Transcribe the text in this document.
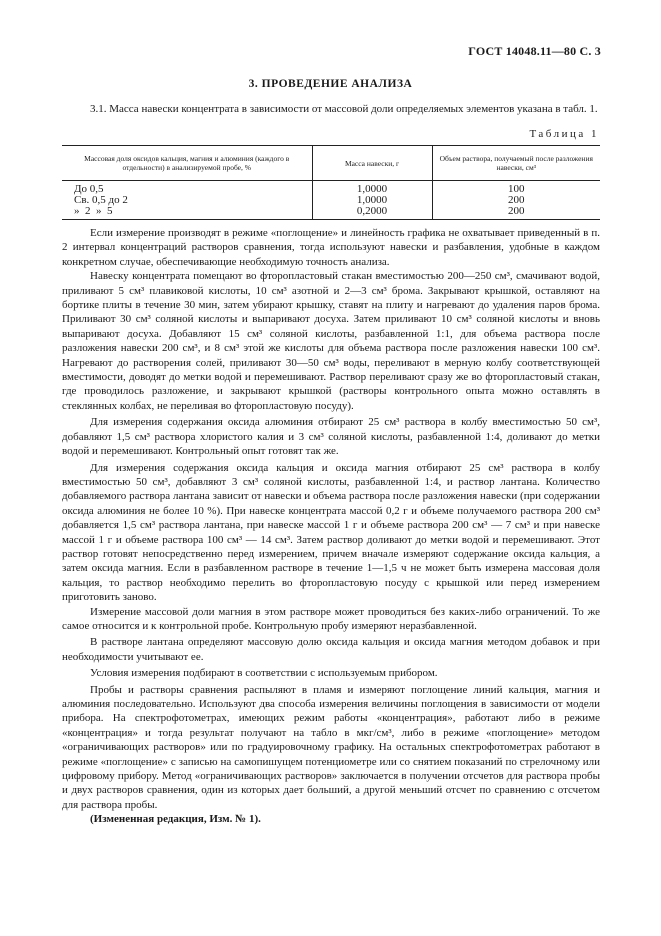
ГОСТ 14048.11—80 С. 3
3. ПРОВЕДЕНИЕ АНАЛИЗА

3.1. Масса навески концентрата в зависимости от массовой доли определяемых элементов указана в табл. 1.

Таблица 1
Массовая доля оксидов кальция, магния и алюминия (каждого в отдельности) в анализируемой пробе, %	Масса навески, г	Объем раствора, получаемый после разложения навески, см³
До 0,5	1,0000	100
Св. 0,5 до 2	1,0000	200
»  2  »  5	0,2000	200

Если измерение производят в режиме «поглощение» и линейность графика не охватывает приведенный в п. 2 интервал концентраций растворов сравнения, тогда используют навески и разбавления, удобные в каждом конкретном случае, обеспечивающие необходимую точность анализа.

Навеску концентрата помещают во фторопластовый стакан вместимостью 200—250 см³, смачивают водой, приливают 5 см³ плавиковой кислоты, 10 см³ азотной и 2—3 см³ брома. Закрывают крышкой, оставляют на бортике плиты в течение 30 мин, затем убирают крышку, ставят на плиту и нагревают до удаления паров брома. Приливают 30 см³ соляной кислоты и выпаривают досуха. Затем приливают 10 см³ соляной кислоты и вновь выпаривают досуха. Добавляют 15 см³ соляной кислоты, разбавленной 1:1, для объема раствора после разложения навески 200 см³, и 8 см³ этой же кислоты для объема раствора после разложения навески 100 см³. Нагревают до растворения солей, приливают 30—50 см³ воды, переливают в мерную колбу соответствующей вместимости, доводят до метки водой и перемешивают. Раствор переливают сразу же во фторопластовый стакан, где проводилось разложение, и закрывают крышкой (растворы контрольного опыта можно оставлять в стеклянных колбах, не переливая во фторопластовую посуду).

Для измерения содержания оксида алюминия отбирают 25 см³ раствора в колбу вместимостью 50 см³, добавляют 1,5 см³ раствора хлористого калия и 3 см³ соляной кислоты, разбавленной 1:4, доливают до метки водой и перемешивают. Контрольный опыт готовят так же.

Для измерения содержания оксида кальция и оксида магния отбирают 25 см³ раствора в колбу вместимостью 50 см³, добавляют 3 см³ соляной кислоты, разбавленной 1:4, и раствор лантана. Количество добавляемого раствора лантана зависит от навески и объема раствора после разложения навески (при содержании оксида алюминия не более 10 %). При навеске концентрата массой 0,2 г и объеме получаемого раствора 200 см³ добавляется 1,5 см³ раствора лантана, при навеске массой 1 г и объеме раствора 200 см³ — 7 см³ и при навеске массой 1 г и объеме раствора 100 см³ — 14 см³. Затем раствор доливают до метки водой и перемешивают. Этот раствор готовят непосредственно перед измерением, причем вначале измеряют содержание оксида кальция, а затем оксида магния. Если в разбавленном растворе в течение 1—1,5 ч не может быть измерена массовая доля кальция, то раствор необходимо перелить во фторопластовую посуду с крышкой или перед измерением приготовить заново.

Измерение массовой доли магния в этом растворе может проводиться без каких-либо ограничений. То же самое относится и к контрольной пробе. Контрольную пробу измеряют неразбавленной.

В растворе лантана определяют массовую долю оксида кальция и оксида магния методом добавок и при необходимости учитывают ее.

Условия измерения подбирают в соответствии с используемым прибором.

Пробы и растворы сравнения распыляют в пламя и измеряют поглощение линий кальция, магния и алюминия последовательно. Используют два способа измерения величины поглощения в зависимости от модели прибора. На спектрофотометрах, имеющих режим работы «концентрация», работают либо в режиме «концентрация» и тогда результат получают на табло в мкг/см³, либо в режиме «поглощение» методом «ограничивающих растворов» или по градуировочному графику. На остальных спектрофотометрах работают в режиме «поглощение» с записью на самопишущем потенциометре или со снятием показаний по стрелочному или цифровому прибору. Метод «ограничивающих растворов» заключается в получении отсчетов для раствора пробы и двух растворов сравнения, один из которых дает больший, а другой меньший отсчет по сравнению с отсчетом для раствора пробы.

(Измененная редакция, Изм. № 1).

### Exercise prompt:
Nothing but the pictures may be dropped; output the records above exactly.

### Exercise output:
Transcribe the text in this document.
ГОСТ 14048.11—80 С. 3
3. ПРОВЕДЕНИЕ АНАЛИЗА

3.1. Масса навески концентрата в зависимости от массовой доли определяемых элементов указана в табл. 1.

Таблица 1
Массовая доля оксидов кальция, магния и алюминия (каждого в отдельности) в анализируемой пробе, %	Масса навески, г	Объем раствора, получаемый после разложения навески, см³
До 0,5	1,0000	100
Св. 0,5 до 2	1,0000	200
»  2  »  5	0,2000	200

Если измерение производят в режиме «поглощение» и линейность графика не охватывает приведенный в п. 2 интервал концентраций растворов сравнения, тогда используют навески и разбавления, удобные в каждом конкретном случае, обеспечивающие необходимую точность анализа.

Навеску концентрата помещают во фторопластовый стакан вместимостью 200—250 см³, смачивают водой, приливают 5 см³ плавиковой кислоты, 10 см³ азотной и 2—3 см³ брома. Закрывают крышкой, оставляют на бортике плиты в течение 30 мин, затем убирают крышку, ставят на плиту и нагревают до удаления паров брома. Приливают 30 см³ соляной кислоты и выпаривают досуха. Затем приливают 10 см³ соляной кислоты и вновь выпаривают досуха. Добавляют 15 см³ соляной кислоты, разбавленной 1:1, для объема раствора после разложения навески 200 см³, и 8 см³ этой же кислоты для объема раствора после разложения навески 100 см³. Нагревают до растворения солей, приливают 30—50 см³ воды, переливают в мерную колбу соответствующей вместимости, доводят до метки водой и перемешивают. Раствор переливают сразу же во фторопластовый стакан, где проводилось разложение, и закрывают крышкой (растворы контрольного опыта можно оставлять в стеклянных колбах, не переливая во фторопластовую посуду).

Для измерения содержания оксида алюминия отбирают 25 см³ раствора в колбу вместимостью 50 см³, добавляют 1,5 см³ раствора хлористого калия и 3 см³ соляной кислоты, разбавленной 1:4, доливают до метки водой и перемешивают. Контрольный опыт готовят так же.

Для измерения содержания оксида кальция и оксида магния отбирают 25 см³ раствора в колбу вместимостью 50 см³, добавляют 3 см³ соляной кислоты, разбавленной 1:4, и раствор лантана. Количество добавляемого раствора лантана зависит от навески и объема раствора после разложения навески (при содержании оксида алюминия не более 10 %). При навеске концентрата массой 0,2 г и объеме получаемого раствора 200 см³ добавляется 1,5 см³ раствора лантана, при навеске массой 1 г и объеме раствора 200 см³ — 7 см³ и при навеске массой 1 г и объеме раствора 100 см³ — 14 см³. Затем раствор доливают до метки водой и перемешивают. Этот раствор готовят непосредственно перед измерением, причем вначале измеряют содержание оксида кальция, а затем оксида магния. Если в разбавленном растворе в течение 1—1,5 ч не может быть измерена массовая доля кальция, то раствор необходимо перелить во фторопластовую посуду с крышкой или перед измерением приготовить заново.

Измерение массовой доли магния в этом растворе может проводиться без каких-либо ограничений. То же самое относится и к контрольной пробе. Контрольную пробу измеряют неразбавленной.

В растворе лантана определяют массовую долю оксида кальция и оксида магния методом добавок и при необходимости учитывают ее.

Условия измерения подбирают в соответствии с используемым прибором.

Пробы и растворы сравнения распыляют в пламя и измеряют поглощение линий кальция, магния и алюминия последовательно. Используют два способа измерения величины поглощения в зависимости от модели прибора. На спектрофотометрах, имеющих режим работы «концентрация», работают либо в режиме «концентрация» и тогда результат получают на табло в мкг/см³, либо в режиме «поглощение» методом «ограничивающих растворов» или по градуировочному графику. На остальных спектрофотометрах работают в режиме «поглощение» с записью на самопишущем потенциометре или со снятием показаний по стрелочному или цифровому прибору. Метод «ограничивающих растворов» заключается в получении отсчетов для раствора пробы и двух растворов сравнения, один из которых дает больший, а другой меньший отсчет по сравнению с отсчетом для раствора пробы.

(Измененная редакция, Изм. № 1).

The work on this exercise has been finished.